WHAT YOU WILL DO —
Go through the data below and gather each line containing "Peak".

(Rows from a figure dataset)
--

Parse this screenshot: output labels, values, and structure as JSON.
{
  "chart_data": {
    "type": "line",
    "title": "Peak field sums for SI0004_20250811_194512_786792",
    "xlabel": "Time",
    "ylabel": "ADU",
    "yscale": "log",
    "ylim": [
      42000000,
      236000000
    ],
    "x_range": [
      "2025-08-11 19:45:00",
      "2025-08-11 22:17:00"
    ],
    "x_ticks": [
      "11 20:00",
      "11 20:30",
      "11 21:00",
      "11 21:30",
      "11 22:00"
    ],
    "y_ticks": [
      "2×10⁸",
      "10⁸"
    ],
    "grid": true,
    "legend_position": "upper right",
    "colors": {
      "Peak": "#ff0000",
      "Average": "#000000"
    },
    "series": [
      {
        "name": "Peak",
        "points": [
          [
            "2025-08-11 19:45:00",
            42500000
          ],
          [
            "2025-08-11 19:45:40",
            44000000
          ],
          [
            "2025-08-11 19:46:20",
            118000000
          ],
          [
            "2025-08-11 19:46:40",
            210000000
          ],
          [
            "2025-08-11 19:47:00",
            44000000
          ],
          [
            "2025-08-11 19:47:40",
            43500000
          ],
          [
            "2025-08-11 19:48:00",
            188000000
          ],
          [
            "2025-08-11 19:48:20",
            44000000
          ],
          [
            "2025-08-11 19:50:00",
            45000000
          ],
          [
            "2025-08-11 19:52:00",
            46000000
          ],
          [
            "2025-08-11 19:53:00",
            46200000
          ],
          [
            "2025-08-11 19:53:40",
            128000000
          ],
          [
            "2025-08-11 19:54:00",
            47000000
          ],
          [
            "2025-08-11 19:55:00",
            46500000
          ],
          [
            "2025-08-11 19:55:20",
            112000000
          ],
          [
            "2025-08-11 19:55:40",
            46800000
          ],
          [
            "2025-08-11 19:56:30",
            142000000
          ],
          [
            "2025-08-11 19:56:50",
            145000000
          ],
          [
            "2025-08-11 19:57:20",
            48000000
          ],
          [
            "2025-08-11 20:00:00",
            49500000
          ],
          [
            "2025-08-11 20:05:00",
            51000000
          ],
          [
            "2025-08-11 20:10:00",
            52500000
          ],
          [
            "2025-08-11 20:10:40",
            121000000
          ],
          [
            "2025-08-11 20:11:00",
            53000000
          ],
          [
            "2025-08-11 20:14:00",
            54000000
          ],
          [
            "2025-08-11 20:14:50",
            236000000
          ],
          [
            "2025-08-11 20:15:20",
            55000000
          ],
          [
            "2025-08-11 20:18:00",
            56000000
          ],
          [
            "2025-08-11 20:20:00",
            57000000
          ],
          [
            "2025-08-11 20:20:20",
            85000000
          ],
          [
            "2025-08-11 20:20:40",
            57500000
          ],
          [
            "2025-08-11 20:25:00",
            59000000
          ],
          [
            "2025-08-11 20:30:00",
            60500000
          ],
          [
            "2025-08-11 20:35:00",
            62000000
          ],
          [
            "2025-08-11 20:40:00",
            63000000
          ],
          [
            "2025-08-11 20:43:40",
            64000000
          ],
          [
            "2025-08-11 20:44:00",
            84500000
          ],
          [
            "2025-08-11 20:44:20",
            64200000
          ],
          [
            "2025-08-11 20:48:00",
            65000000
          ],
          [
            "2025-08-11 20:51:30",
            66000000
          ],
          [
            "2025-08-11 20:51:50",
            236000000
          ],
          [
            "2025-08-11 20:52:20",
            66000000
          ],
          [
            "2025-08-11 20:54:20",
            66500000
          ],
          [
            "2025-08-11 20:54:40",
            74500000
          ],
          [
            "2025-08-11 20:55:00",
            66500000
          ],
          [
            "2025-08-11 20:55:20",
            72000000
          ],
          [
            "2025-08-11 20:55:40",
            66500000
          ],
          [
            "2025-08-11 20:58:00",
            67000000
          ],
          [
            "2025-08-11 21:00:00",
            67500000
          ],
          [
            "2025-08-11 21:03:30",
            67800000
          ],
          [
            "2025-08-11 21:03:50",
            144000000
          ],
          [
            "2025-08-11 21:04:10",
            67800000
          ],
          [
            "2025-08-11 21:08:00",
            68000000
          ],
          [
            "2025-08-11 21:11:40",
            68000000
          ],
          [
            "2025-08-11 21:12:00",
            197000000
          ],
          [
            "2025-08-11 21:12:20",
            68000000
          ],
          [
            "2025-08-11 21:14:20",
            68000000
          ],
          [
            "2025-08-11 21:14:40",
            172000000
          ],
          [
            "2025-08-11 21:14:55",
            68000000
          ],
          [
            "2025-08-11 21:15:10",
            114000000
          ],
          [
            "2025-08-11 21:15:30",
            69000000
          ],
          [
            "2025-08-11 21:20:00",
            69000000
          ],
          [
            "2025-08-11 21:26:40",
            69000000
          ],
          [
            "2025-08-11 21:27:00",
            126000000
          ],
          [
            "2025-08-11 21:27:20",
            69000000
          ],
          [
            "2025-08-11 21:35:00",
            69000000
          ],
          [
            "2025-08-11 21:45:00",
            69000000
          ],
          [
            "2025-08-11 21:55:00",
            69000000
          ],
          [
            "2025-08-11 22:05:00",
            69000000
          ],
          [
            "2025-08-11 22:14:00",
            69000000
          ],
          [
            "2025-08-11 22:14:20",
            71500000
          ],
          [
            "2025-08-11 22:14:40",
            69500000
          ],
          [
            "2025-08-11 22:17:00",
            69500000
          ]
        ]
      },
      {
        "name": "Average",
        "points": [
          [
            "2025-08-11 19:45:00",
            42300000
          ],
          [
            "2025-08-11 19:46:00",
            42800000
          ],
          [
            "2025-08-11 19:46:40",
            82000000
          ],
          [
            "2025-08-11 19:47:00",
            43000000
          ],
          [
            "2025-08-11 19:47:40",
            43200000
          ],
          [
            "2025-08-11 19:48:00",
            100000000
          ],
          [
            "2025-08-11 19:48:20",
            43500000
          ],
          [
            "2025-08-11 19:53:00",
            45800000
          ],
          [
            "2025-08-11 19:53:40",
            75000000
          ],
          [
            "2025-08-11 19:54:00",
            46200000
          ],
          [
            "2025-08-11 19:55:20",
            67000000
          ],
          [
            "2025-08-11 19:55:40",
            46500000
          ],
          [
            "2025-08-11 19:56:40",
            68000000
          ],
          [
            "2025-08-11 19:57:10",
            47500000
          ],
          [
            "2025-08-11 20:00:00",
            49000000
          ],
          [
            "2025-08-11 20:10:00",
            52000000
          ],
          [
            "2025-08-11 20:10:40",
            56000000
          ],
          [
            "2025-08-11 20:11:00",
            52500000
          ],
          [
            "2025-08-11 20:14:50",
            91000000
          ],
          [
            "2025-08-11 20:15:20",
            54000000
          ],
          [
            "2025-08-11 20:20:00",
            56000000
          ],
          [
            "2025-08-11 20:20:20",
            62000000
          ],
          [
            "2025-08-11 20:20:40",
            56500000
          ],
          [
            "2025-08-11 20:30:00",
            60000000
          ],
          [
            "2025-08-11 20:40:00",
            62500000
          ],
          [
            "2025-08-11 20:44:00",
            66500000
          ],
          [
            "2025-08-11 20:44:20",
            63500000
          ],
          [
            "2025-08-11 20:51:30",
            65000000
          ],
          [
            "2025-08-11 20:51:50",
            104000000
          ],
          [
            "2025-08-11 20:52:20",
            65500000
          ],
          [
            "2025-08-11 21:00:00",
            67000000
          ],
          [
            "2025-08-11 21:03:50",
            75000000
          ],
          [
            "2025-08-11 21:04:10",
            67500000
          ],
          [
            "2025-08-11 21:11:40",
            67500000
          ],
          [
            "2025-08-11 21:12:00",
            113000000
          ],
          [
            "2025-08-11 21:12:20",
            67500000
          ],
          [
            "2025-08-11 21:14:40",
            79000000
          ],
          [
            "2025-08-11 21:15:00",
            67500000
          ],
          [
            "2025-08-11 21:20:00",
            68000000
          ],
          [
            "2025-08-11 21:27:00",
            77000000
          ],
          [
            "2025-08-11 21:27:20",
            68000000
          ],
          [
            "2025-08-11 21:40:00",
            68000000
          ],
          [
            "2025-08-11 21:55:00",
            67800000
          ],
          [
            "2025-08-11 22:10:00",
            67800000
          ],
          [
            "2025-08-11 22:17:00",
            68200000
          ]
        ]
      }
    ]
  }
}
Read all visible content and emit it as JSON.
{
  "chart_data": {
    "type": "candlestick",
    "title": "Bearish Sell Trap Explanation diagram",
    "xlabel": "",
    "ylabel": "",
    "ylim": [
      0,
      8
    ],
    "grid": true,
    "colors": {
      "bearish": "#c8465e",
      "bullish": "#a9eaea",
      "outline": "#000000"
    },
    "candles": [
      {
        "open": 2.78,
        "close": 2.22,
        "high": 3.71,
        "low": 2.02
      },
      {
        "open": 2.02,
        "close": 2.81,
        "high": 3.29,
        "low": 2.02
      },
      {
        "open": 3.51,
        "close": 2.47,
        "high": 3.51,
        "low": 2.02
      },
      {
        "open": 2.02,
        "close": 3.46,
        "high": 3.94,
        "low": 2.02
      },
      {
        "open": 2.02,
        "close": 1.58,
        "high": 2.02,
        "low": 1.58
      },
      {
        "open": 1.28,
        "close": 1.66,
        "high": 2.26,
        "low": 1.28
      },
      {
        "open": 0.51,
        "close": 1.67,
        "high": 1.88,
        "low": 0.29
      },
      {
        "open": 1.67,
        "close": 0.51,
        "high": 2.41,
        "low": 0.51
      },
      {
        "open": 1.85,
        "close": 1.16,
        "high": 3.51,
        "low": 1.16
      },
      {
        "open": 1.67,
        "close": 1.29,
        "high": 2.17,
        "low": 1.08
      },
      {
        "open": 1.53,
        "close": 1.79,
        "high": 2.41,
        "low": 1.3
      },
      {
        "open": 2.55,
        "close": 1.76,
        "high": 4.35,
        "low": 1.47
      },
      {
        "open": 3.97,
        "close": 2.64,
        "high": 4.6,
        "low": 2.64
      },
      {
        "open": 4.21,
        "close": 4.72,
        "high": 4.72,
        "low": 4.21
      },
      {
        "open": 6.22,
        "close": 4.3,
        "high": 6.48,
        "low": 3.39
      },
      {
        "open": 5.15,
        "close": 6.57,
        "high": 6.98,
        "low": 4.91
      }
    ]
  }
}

--

THE ANSWER —
    "title": "Peak field sums for SI0004_20250811_194512_786792",
      "Peak": "#ff0000",
        "name": "Peak",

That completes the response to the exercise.